### [Task brief]
Using the entries that follow, collect the lines where the word "title" appears.

Stored data entries
((
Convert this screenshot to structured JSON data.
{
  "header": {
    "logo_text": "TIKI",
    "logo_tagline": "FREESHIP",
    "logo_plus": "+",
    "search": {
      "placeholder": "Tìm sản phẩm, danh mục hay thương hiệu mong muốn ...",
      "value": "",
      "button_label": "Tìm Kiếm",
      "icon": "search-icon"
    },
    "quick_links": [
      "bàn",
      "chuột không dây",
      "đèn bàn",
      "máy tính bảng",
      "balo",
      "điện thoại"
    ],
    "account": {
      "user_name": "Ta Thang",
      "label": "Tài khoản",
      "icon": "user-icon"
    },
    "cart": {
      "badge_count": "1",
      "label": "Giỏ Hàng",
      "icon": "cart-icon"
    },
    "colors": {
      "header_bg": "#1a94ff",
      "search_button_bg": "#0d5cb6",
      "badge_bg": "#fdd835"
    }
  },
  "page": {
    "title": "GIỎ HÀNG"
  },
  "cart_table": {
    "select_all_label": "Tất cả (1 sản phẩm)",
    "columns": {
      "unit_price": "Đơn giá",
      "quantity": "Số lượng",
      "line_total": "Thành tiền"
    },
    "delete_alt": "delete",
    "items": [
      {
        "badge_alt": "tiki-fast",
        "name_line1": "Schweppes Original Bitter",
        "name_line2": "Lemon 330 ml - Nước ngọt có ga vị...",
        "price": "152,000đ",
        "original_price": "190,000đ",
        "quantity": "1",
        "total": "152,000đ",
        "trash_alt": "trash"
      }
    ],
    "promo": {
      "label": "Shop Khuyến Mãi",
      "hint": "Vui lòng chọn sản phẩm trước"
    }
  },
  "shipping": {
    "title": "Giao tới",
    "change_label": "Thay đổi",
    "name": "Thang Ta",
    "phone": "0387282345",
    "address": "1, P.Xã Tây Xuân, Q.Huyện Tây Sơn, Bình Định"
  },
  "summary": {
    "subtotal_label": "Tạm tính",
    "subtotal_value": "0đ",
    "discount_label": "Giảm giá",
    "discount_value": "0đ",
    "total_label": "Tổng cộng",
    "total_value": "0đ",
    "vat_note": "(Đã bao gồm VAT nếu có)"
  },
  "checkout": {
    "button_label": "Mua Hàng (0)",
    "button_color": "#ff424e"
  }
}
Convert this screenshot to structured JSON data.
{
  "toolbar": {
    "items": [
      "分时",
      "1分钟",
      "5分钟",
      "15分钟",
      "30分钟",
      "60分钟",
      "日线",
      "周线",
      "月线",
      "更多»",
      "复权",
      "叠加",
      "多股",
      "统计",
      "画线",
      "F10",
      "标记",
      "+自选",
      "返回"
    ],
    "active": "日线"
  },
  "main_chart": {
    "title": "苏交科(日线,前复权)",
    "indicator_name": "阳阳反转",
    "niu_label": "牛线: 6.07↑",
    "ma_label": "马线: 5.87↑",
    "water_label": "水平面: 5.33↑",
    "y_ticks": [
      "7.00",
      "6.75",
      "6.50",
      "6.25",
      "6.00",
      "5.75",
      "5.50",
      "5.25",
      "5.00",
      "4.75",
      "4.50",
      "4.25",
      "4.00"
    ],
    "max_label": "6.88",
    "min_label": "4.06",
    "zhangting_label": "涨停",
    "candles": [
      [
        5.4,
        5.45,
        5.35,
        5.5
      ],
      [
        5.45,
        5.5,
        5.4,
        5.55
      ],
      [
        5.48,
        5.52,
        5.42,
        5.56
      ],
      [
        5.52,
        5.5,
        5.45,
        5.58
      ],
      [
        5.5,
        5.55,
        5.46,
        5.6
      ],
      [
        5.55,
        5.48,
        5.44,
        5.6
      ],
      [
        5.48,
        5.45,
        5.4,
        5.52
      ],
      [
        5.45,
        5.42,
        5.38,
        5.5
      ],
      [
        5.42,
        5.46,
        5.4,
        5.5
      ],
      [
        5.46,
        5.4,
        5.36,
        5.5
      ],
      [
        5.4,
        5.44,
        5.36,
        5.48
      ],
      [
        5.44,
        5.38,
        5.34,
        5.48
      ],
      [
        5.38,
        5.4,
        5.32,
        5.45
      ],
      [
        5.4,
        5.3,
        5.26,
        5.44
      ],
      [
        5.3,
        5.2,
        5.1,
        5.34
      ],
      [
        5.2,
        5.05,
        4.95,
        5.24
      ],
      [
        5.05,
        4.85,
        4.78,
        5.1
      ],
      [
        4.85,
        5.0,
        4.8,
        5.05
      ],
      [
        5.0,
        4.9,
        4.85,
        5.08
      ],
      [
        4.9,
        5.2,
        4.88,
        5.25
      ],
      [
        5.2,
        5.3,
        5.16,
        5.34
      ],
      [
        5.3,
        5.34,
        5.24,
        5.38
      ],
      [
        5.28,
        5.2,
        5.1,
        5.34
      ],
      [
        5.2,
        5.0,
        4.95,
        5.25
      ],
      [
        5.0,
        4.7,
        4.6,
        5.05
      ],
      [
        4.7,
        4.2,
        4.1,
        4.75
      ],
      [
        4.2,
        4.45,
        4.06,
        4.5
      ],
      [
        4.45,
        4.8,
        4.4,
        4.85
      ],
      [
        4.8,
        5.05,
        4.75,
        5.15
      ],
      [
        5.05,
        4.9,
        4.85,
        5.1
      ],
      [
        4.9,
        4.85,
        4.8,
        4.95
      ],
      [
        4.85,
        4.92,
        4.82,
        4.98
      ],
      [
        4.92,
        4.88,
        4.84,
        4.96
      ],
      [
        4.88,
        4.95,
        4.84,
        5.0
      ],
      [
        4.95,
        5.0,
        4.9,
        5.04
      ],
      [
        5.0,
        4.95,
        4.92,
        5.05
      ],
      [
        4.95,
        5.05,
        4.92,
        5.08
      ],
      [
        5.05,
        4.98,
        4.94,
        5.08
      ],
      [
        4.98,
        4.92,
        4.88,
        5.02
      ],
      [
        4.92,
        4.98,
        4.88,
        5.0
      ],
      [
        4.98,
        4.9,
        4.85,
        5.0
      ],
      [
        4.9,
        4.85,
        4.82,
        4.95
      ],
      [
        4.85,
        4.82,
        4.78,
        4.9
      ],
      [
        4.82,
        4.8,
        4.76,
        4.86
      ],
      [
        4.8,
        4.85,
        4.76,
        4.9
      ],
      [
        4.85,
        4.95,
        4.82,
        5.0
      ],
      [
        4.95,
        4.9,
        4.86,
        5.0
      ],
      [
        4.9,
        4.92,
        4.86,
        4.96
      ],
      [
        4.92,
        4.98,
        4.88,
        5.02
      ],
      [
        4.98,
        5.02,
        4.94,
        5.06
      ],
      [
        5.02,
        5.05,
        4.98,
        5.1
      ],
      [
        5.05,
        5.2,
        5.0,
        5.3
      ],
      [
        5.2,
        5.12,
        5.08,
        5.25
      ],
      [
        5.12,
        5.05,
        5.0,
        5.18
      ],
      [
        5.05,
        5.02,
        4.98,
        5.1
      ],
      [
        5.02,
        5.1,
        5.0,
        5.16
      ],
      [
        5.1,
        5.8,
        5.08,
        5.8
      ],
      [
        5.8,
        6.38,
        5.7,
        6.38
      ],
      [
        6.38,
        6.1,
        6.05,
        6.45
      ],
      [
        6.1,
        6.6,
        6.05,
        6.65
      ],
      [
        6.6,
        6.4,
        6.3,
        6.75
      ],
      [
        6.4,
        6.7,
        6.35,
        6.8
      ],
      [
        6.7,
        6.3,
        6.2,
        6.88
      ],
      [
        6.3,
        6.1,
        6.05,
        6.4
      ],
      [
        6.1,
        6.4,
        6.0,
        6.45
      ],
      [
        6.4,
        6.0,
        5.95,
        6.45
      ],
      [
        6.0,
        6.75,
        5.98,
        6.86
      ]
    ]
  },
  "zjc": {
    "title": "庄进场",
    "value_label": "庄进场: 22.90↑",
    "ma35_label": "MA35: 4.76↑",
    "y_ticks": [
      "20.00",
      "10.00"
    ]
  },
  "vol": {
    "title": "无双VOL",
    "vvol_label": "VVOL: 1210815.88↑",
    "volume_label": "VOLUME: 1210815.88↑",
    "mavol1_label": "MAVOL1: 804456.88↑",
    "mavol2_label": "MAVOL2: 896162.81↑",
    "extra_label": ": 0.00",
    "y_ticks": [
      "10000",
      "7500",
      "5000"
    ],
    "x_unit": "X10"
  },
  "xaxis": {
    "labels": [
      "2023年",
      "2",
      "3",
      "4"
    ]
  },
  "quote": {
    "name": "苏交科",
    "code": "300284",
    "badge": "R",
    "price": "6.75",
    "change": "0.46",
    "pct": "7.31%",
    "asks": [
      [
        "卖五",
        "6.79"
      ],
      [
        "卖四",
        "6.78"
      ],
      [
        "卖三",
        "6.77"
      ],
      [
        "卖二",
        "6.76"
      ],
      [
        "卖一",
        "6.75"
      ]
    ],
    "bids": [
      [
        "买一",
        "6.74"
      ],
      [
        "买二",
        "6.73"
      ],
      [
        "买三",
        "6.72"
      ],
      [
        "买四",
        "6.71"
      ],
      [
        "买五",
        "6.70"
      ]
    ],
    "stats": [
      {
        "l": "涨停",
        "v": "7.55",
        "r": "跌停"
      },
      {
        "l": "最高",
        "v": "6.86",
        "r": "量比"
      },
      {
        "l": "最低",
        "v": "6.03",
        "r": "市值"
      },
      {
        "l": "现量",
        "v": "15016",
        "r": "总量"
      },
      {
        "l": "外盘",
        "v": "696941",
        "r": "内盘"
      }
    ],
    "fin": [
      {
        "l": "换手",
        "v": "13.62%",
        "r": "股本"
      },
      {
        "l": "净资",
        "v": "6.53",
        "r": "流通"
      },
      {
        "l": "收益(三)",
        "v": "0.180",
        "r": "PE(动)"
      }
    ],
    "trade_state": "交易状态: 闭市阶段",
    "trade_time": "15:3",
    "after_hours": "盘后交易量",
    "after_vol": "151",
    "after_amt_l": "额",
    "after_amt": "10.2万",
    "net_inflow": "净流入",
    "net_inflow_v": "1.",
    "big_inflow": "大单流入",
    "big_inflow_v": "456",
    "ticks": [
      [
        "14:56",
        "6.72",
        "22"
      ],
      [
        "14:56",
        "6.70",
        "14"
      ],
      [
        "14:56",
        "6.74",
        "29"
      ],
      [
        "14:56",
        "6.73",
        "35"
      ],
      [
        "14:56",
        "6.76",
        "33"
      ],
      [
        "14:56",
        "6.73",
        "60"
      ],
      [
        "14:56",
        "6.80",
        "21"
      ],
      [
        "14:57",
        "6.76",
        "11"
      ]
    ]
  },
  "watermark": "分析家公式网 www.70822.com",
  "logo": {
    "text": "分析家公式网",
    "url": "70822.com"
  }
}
))
### [Answer to this exercise]
    "title": "GIỎ HÀNG"
    "title": "Giao tới",
    "title": "苏交科(日线,前复权)",
    "title": "庄进场",
    "title": "无双VOL",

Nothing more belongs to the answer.